[Start of MATERIAL SHOWN]
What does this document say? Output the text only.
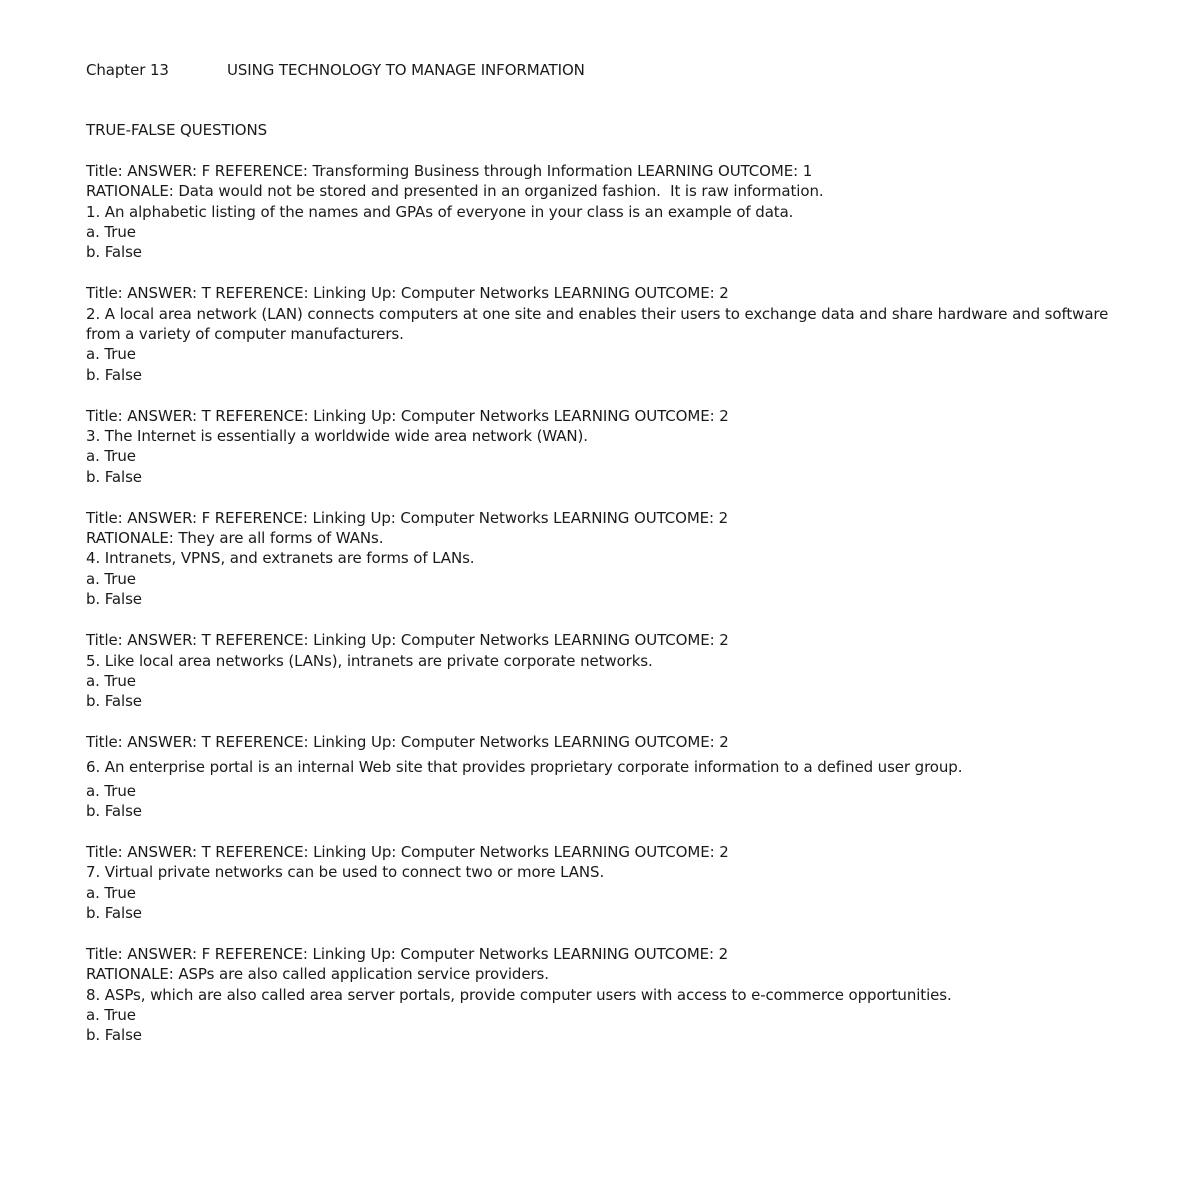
Chapter 13	USING TECHNOLOGY TO MANAGE INFORMATION
TRUE-FALSE QUESTIONS
Title: ANSWER: F REFERENCE: Transforming Business through Information LEARNING OUTCOME: 1
RATIONALE: Data would not be stored and presented in an organized fashion.  It is raw information.
1. An alphabetic listing of the names and GPAs of everyone in your class is an example of data.
a. True
b. False
Title: ANSWER: T REFERENCE: Linking Up: Computer Networks LEARNING OUTCOME: 2
2. A local area network (LAN) connects computers at one site and enables their users to exchange data and share hardware and software from a variety of computer manufacturers.
a. True
b. False
Title: ANSWER: T REFERENCE: Linking Up: Computer Networks LEARNING OUTCOME: 2
3. The Internet is essentially a worldwide wide area network (WAN).
a. True
b. False
Title: ANSWER: F REFERENCE: Linking Up: Computer Networks LEARNING OUTCOME: 2
RATIONALE: They are all forms of WANs.
4. Intranets, VPNS, and extranets are forms of LANs.
a. True
b. False
Title: ANSWER: T REFERENCE: Linking Up: Computer Networks LEARNING OUTCOME: 2
5. Like local area networks (LANs), intranets are private corporate networks.
a. True
b. False
Title: ANSWER: T REFERENCE: Linking Up: Computer Networks LEARNING OUTCOME: 2
6. An enterprise portal is an internal Web site that provides proprietary corporate information to a defined user group.
a. True
b. False
Title: ANSWER: T REFERENCE: Linking Up: Computer Networks LEARNING OUTCOME: 2
7. Virtual private networks can be used to connect two or more LANS.
a. True
b. False
Title: ANSWER: F REFERENCE: Linking Up: Computer Networks LEARNING OUTCOME: 2
RATIONALE: ASPs are also called application service providers.
8. ASPs, which are also called area server portals, provide computer users with access to e-commerce opportunities.
a. True
b. False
[End of MATERIAL SHOWN]
In the entries above, find each line with the word "ASPs" and show it.

RATIONALE: ASPs are also called application service providers.
8. ASPs, which are also called area server portals, provide computer users with access to e-commerce opportunities.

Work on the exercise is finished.